▶ [The problem]
Return all lines where the word "bond" can be found.

▶ [Task inputs]
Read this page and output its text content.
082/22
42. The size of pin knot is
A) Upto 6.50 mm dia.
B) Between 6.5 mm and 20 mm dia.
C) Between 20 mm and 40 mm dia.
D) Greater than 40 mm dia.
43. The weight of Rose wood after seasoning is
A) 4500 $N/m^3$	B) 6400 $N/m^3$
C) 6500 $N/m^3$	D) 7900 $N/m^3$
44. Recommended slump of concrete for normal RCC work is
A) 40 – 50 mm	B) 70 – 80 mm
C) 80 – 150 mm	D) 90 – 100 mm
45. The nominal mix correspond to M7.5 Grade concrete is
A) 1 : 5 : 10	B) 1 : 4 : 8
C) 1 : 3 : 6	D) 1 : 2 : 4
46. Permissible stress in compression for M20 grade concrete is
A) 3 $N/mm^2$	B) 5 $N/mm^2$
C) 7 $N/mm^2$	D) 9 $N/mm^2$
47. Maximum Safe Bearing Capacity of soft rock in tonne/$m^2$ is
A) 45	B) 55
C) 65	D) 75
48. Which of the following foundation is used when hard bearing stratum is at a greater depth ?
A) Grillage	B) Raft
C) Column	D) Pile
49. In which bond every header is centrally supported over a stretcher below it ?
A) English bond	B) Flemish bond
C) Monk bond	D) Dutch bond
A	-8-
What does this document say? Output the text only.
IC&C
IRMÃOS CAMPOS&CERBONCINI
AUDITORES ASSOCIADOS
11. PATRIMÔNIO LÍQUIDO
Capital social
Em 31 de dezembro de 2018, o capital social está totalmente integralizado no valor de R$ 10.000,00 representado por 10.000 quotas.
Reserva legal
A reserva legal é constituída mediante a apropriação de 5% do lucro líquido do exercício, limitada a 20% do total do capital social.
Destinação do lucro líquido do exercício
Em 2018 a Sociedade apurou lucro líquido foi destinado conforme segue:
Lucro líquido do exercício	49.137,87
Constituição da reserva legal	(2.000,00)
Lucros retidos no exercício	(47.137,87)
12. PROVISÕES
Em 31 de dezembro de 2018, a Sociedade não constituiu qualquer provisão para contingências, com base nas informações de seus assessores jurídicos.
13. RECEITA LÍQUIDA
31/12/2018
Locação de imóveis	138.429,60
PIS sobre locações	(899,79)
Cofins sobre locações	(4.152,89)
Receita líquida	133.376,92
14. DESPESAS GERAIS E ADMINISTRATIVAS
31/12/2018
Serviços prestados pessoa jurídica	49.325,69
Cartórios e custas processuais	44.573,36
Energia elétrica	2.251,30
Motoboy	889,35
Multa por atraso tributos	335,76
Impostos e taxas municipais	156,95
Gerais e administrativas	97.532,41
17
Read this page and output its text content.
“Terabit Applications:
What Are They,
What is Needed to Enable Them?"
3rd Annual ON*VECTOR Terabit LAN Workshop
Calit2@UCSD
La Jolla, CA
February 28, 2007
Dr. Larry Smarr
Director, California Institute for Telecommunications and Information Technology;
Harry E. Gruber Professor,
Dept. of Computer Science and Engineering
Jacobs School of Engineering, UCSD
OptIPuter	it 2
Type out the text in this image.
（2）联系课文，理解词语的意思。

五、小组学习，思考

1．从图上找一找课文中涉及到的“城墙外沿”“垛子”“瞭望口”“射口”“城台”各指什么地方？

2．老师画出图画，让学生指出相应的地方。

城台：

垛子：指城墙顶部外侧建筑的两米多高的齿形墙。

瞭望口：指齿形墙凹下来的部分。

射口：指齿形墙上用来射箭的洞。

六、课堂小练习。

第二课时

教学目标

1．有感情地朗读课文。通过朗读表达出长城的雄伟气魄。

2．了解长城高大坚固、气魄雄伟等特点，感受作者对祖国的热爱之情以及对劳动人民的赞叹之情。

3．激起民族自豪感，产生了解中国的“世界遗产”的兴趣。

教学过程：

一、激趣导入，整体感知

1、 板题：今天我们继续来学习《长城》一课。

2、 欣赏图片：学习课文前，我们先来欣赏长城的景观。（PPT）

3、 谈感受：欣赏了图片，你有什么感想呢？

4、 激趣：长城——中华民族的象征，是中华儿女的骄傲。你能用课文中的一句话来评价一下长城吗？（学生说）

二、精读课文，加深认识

▶ [The result]
49. In which bond every header is centrally supported over a stretcher below it ?
A) English bond	B) Flemish bond
C) Monk bond	D) Dutch bond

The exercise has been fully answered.